* [The task]: Return the whole listing, keeping every character the same.
++++ Data provided ++++
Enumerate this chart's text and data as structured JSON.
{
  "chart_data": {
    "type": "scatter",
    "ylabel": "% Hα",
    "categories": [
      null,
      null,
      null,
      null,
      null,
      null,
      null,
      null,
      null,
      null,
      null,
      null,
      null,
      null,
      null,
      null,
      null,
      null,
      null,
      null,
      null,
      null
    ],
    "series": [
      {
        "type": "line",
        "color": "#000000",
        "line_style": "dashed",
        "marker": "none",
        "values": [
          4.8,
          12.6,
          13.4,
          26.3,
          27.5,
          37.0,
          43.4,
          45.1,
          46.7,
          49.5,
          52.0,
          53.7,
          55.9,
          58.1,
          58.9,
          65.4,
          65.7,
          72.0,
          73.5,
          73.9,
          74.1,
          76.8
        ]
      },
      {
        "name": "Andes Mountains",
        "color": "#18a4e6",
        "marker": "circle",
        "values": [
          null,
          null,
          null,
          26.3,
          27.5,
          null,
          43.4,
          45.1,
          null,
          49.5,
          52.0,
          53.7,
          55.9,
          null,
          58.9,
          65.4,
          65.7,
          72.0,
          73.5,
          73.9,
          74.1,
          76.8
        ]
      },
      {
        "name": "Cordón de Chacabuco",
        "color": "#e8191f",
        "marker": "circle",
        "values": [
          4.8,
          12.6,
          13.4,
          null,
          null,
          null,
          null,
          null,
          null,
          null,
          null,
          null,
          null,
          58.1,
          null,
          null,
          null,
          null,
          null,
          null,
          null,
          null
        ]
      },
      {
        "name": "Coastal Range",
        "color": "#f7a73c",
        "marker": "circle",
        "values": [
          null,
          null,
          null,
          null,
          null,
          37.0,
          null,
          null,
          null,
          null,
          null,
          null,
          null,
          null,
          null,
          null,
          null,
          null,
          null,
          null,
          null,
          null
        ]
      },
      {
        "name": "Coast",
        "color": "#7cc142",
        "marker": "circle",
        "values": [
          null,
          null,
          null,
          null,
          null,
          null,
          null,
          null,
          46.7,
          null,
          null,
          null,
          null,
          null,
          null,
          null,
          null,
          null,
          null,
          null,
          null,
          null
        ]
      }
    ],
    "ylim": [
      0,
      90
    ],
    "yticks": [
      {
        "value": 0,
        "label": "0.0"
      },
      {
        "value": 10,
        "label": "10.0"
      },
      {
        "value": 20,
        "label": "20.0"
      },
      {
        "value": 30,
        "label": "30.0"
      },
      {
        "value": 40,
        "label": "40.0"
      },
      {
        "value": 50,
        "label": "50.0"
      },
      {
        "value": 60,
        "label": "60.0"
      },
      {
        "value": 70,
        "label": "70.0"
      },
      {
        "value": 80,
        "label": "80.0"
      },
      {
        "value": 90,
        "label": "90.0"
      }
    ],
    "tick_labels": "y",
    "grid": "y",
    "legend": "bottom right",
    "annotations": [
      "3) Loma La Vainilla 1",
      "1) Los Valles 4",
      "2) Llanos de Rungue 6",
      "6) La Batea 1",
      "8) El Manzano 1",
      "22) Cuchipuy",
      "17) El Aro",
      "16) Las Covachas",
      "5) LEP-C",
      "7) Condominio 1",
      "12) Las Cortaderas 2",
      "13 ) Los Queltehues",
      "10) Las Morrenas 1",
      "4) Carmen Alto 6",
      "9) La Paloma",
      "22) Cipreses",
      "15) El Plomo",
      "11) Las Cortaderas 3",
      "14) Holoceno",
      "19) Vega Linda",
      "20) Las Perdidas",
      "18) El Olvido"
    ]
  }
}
++++
* [Task output]:
Enumerate this chart's text and data as structured JSON.
{
  "chart_data": {
    "type": "scatter",
    "ylabel": "% Hα",
    "categories": [
      null,
      null,
      null,
      null,
      null,
      null,
      null,
      null,
      null,
      null,
      null,
      null,
      null,
      null,
      null,
      null,
      null,
      null,
      null,
      null,
      null,
      null
    ],
    "series": [
      {
        "type": "line",
        "color": "#000000",
        "line_style": "dashed",
        "marker": "none",
        "values": [
          4.8,
          12.6,
          13.4,
          26.3,
          27.5,
          37.0,
          43.4,
          45.1,
          46.7,
          49.5,
          52.0,
          53.7,
          55.9,
          58.1,
          58.9,
          65.4,
          65.7,
          72.0,
          73.5,
          73.9,
          74.1,
          76.8
        ]
      },
      {
        "name": "Andes Mountains",
        "color": "#18a4e6",
        "marker": "circle",
        "values": [
          null,
          null,
          null,
          26.3,
          27.5,
          null,
          43.4,
          45.1,
          null,
          49.5,
          52.0,
          53.7,
          55.9,
          null,
          58.9,
          65.4,
          65.7,
          72.0,
          73.5,
          73.9,
          74.1,
          76.8
        ]
      },
      {
        "name": "Cordón de Chacabuco",
        "color": "#e8191f",
        "marker": "circle",
        "values": [
          4.8,
          12.6,
          13.4,
          null,
          null,
          null,
          null,
          null,
          null,
          null,
          null,
          null,
          null,
          58.1,
          null,
          null,
          null,
          null,
          null,
          null,
          null,
          null
        ]
      },
      {
        "name": "Coastal Range",
        "color": "#f7a73c",
        "marker": "circle",
        "values": [
          null,
          null,
          null,
          null,
          null,
          37.0,
          null,
          null,
          null,
          null,
          null,
          null,
          null,
          null,
          null,
          null,
          null,
          null,
          null,
          null,
          null,
          null
        ]
      },
      {
        "name": "Coast",
        "color": "#7cc142",
        "marker": "circle",
        "values": [
          null,
          null,
          null,
          null,
          null,
          null,
          null,
          null,
          46.7,
          null,
          null,
          null,
          null,
          null,
          null,
          null,
          null,
          null,
          null,
          null,
          null,
          null
        ]
      }
    ],
    "ylim": [
      0,
      90
    ],
    "yticks": [
      {
        "value": 0,
        "label": "0.0"
      },
      {
        "value": 10,
        "label": "10.0"
      },
      {
        "value": 20,
        "label": "20.0"
      },
      {
        "value": 30,
        "label": "30.0"
      },
      {
        "value": 40,
        "label": "40.0"
      },
      {
        "value": 50,
        "label": "50.0"
      },
      {
        "value": 60,
        "label": "60.0"
      },
      {
        "value": 70,
        "label": "70.0"
      },
      {
        "value": 80,
        "label": "80.0"
      },
      {
        "value": 90,
        "label": "90.0"
      }
    ],
    "tick_labels": "y",
    "grid": "y",
    "legend": "bottom right",
    "annotations": [
      "3) Loma La Vainilla 1",
      "1) Los Valles 4",
      "2) Llanos de Rungue 6",
      "6) La Batea 1",
      "8) El Manzano 1",
      "22) Cuchipuy",
      "17) El Aro",
      "16) Las Covachas",
      "5) LEP-C",
      "7) Condominio 1",
      "12) Las Cortaderas 2",
      "13 ) Los Queltehues",
      "10) Las Morrenas 1",
      "4) Carmen Alto 6",
      "9) La Paloma",
      "22) Cipreses",
      "15) El Plomo",
      "11) Las Cortaderas 3",
      "14) Holoceno",
      "19) Vega Linda",
      "20) Las Perdidas",
      "18) El Olvido"
    ]
  }
}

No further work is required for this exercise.